Find each line with the word "from" and copy it.

* Start *

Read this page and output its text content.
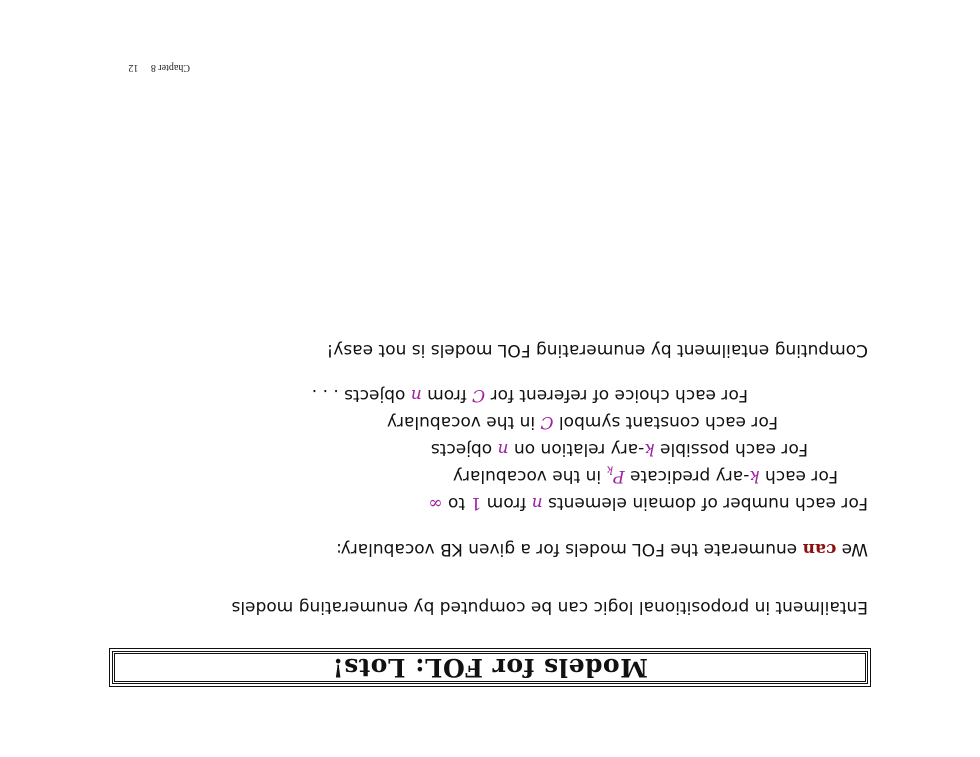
Chapter 8 12
Models for FOL: Lots!
Entailment in propositional logic can be computed by enumerating models
We can enumerate the FOL models for a given KB vocabulary:
For each number of domain elements n from 1 to ∞
For each k-ary predicate $P_k$ in the vocabulary
For each possible k-ary relation on n objects
For each constant symbol C in the vocabulary
For each choice of referent for C from n objects . . .
Computing entailment by enumerating FOL models is not easy!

* End *

ANSWER TO THE PROBLEM:
For each number of domain elements n from 1 to ∞
For each choice of referent for C from n objects . . .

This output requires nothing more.